**TEXTO PROPORCIONADO**
Noventa años tiene el hombre. De joven jugó al fútbol. Empezó en Bella Vista, donde le pagaban $5, pero se fue a la liga de Canelones, porque si bien le pagaban $3, le permitían continuar trabajando en la fábrica de acero. Después de los 50 la rodilla empezó a sentir los rigores de aquellos partidos de hacha y tiza. El sábado fue uno de esos días en los que se acostó “lo más bien” y se levantó rengo el domingo. Pero igual se calzó el sombrero y se largó hasta el Parque Central.

“Es que el Loco es el Loco” dijo, ya ubicado en una de las butacas de la tribuna José María Delgado. Y se acercó al oído del periodista como si fuera a decir una mala palabra y susurró: “Ojalá pueda rendir, porque ya tiene sus años. Hay jugadores que vienen al final de sus carreras y hacen la diferencia, como Ruben Sosa. El Chino Recoba también, pero el pobre se lesiona corriendo” dijo, mientras buscaba ubicación para esquivar el sol, que a las 10 y media pegaba con fiereza. “Si me pongo el sombrero transpiro, mire…”.

**TAREA POR REALIZAR**
Escriba la continuación del texto sobre el hombre de noventa años que acude al Parque Central, comenzando inmediatamente después de su última oración.

**DATOS SUMINISTRADOS**
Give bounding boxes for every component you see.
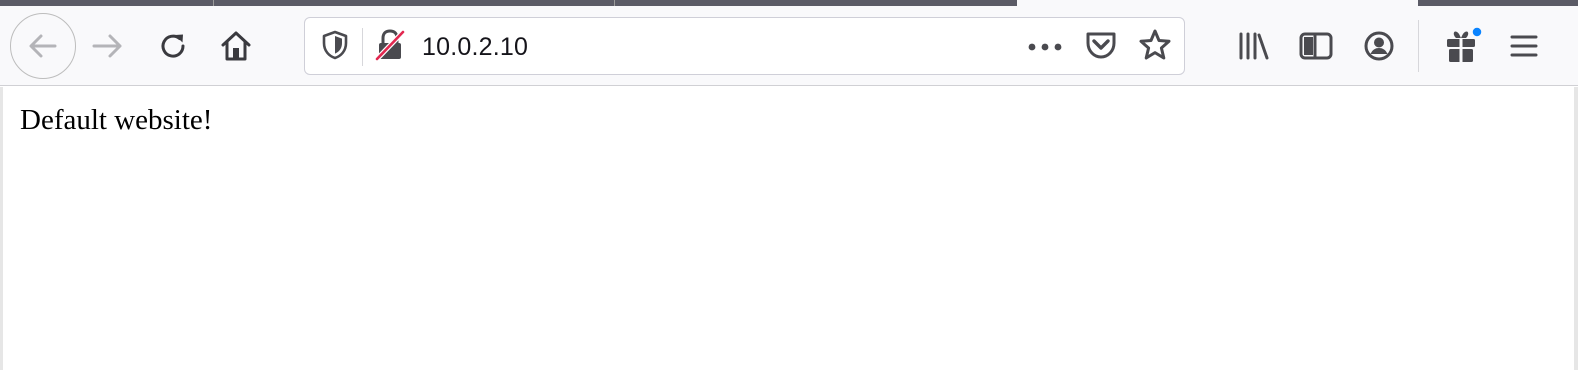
main-menu-button[interactable] [1504,27,1544,65]
url-text[interactable]: 10.0.2.10 [422,33,528,62]
whats-new-button[interactable] [1441,25,1483,67]
home-icon [219,29,253,63]
urlbar-divider [362,28,363,66]
hamburger-menu-icon [1509,33,1539,59]
forward-arrow-icon [91,31,125,61]
account-button[interactable] [1359,26,1399,66]
page-content: Default website! [0,87,1578,370]
site-identity-button[interactable] [373,28,407,67]
sidebar-icon [1299,31,1333,61]
forward-button[interactable] [88,26,128,66]
gift-icon [1442,26,1482,66]
insecure-lock-icon [374,28,406,67]
window-left-edge [0,87,3,370]
toolbar-separator [1418,20,1419,72]
home-button[interactable] [216,26,256,66]
account-icon [1363,30,1395,62]
sidebar-button[interactable] [1296,27,1336,65]
page-body-text: Default website! [20,104,213,136]
shield-icon [322,30,348,65]
more-horizontal-icon [1028,38,1062,56]
back-arrow-icon [26,29,60,63]
bookmark-star-button[interactable] [1137,29,1173,65]
reload-icon [157,30,189,62]
url-bar[interactable]: 10.0.2.10 [304,17,1185,75]
star-icon [1138,28,1172,67]
library-button[interactable] [1234,27,1274,65]
page-actions-button[interactable] [1025,32,1065,62]
back-button[interactable] [10,13,76,79]
navigation-toolbar: 10.0.2.10 [0,6,1578,86]
tracking-protection-button[interactable] [319,30,351,64]
window-right-edge [1574,87,1578,370]
pocket-icon [1085,30,1117,65]
library-icon [1237,31,1271,61]
pocket-button[interactable] [1083,30,1119,64]
reload-button[interactable] [153,26,193,66]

**RESPUESTA**
La presentación “europea” de Sebastián Abreu atrajo a unos 3.000 hinchas de Nacional que llegaron al estadio como si fueran a ver un partido. A la hora 10 la cola de gente para ingresar a la tribuna Delgado sobrepasaba los 100 metros; tomaba Jaime Cibils y doblaba en Urquiza.

Quince minutos después se abrió la puerta y surgieron los primeros aplausos. “¡Nacional, Nacional!” se escuchó. Los altoparlantes del escenario amenizaban con canciones. La cumbia del Loco y “Nacionales, tricolores, bolsilludos” sonaba en la cascada voz del Canario Luna.

Termo, mate, sol a pleno, vendedores de calcomanías al golpe del balde, niños con la camiseta de Abreu, padres con baberos, abuelos buscando la sombra, mujeres... El primer anillo de la tribuna se llenó rápidamente.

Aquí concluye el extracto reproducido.